## What the task requires
Write out each line word for word. Drop pictures.

## Information provided

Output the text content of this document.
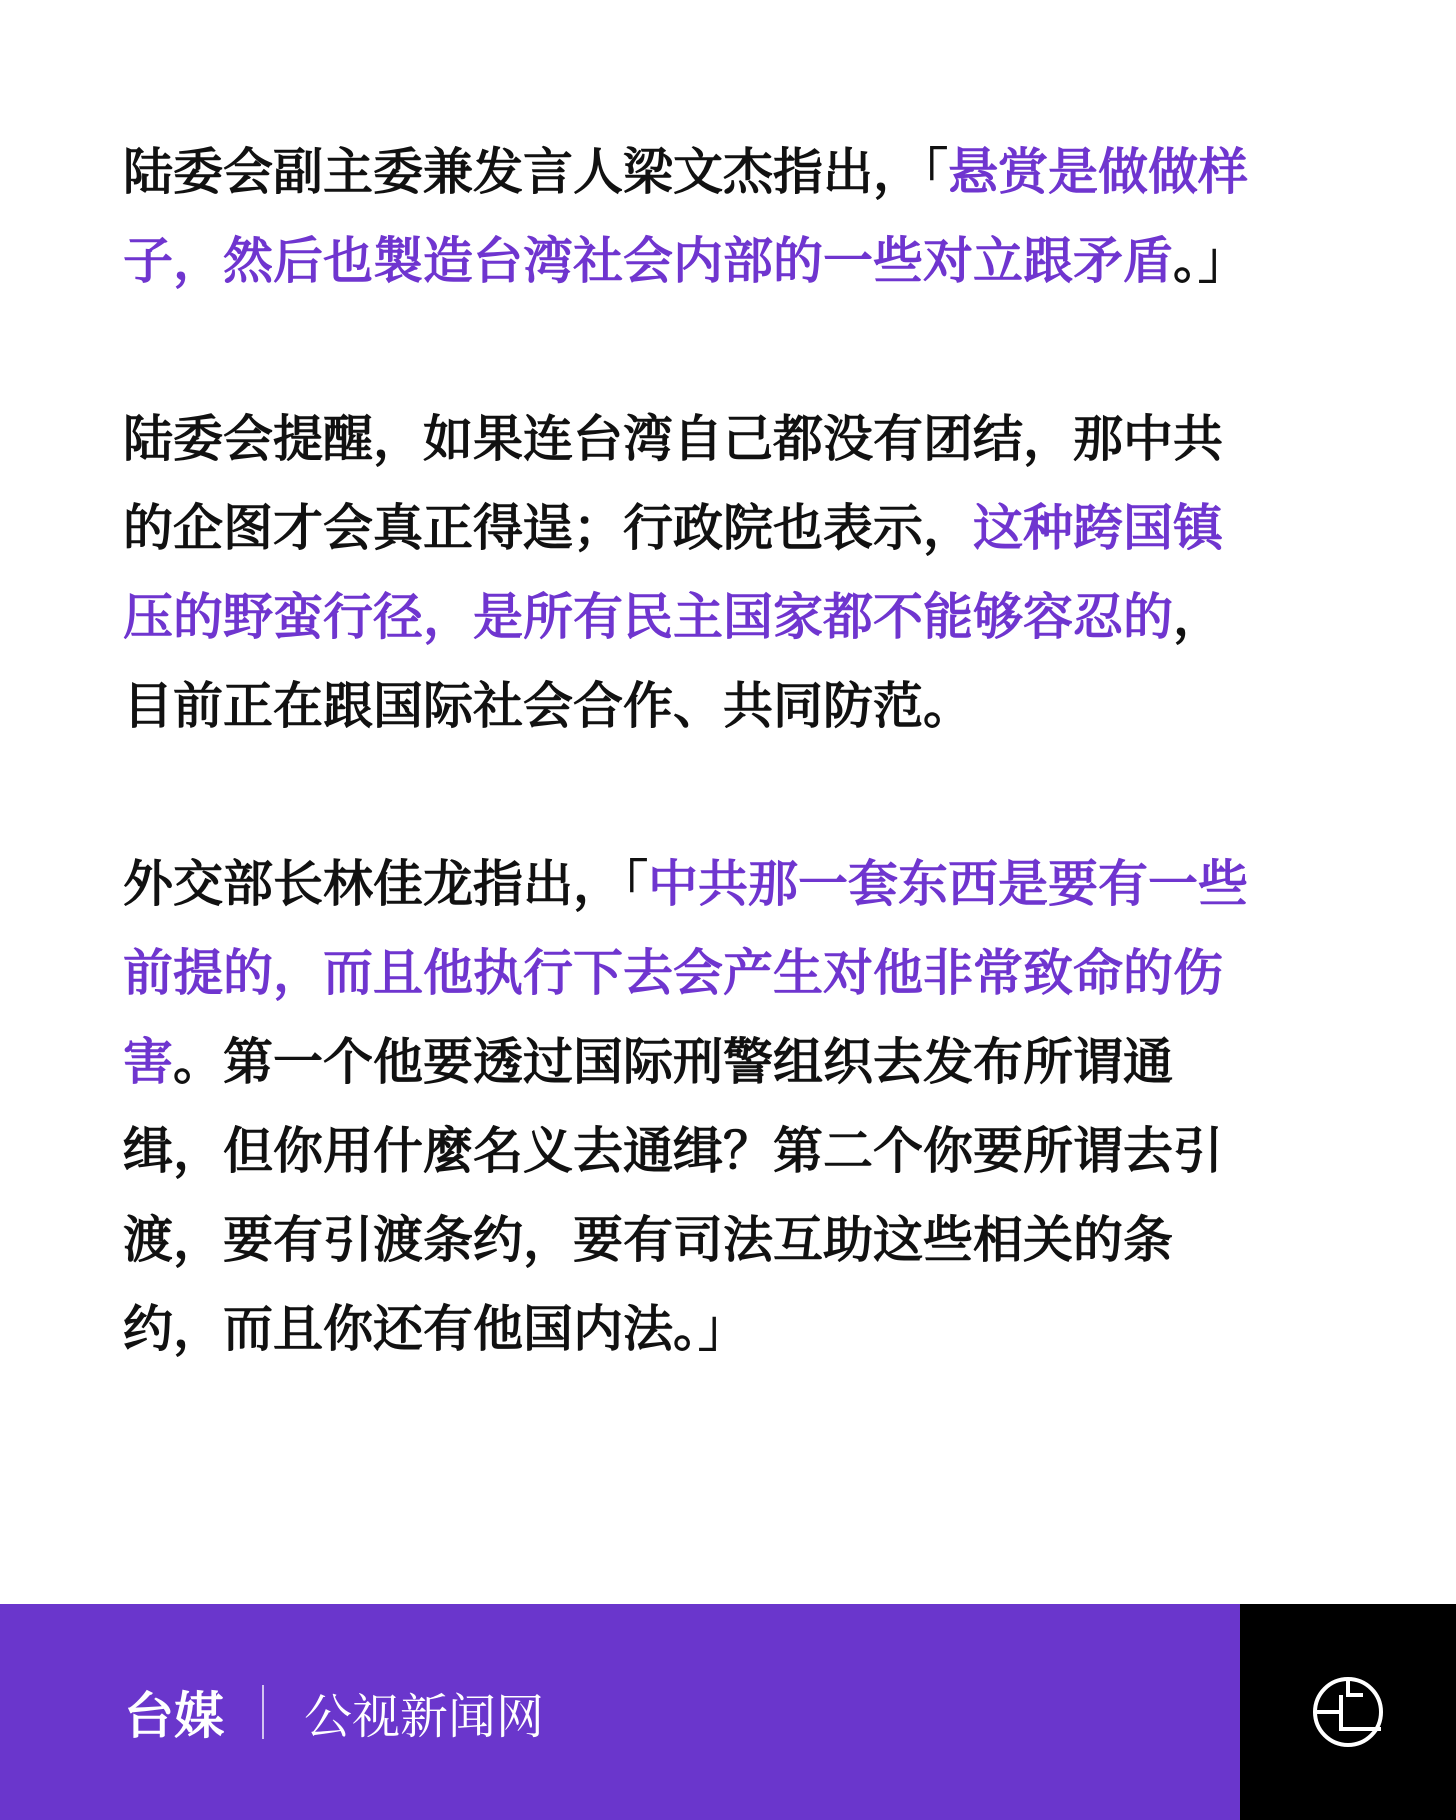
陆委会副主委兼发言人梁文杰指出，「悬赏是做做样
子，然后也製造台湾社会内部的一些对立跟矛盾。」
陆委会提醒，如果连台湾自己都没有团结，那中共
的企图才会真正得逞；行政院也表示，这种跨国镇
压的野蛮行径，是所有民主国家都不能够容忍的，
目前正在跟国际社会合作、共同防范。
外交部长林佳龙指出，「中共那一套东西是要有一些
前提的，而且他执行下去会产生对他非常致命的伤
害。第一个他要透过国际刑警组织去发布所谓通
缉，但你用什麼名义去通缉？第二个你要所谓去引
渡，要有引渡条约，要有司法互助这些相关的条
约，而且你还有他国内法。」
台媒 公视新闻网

## Problem solution
Output the text content of this document.
陆委会副主委兼发言人梁文杰指出，「悬赏是做做样
子，然后也製造台湾社会内部的一些对立跟矛盾。」
陆委会提醒，如果连台湾自己都没有团结，那中共
的企图才会真正得逞；行政院也表示，这种跨国镇
压的野蛮行径，是所有民主国家都不能够容忍的，
目前正在跟国际社会合作、共同防范。
外交部长林佳龙指出，「中共那一套东西是要有一些
前提的，而且他执行下去会产生对他非常致命的伤
害。第一个他要透过国际刑警组织去发布所谓通
缉，但你用什麼名义去通缉？第二个你要所谓去引
渡，要有引渡条约，要有司法互助这些相关的条
约，而且你还有他国内法。」
台媒 公视新闻网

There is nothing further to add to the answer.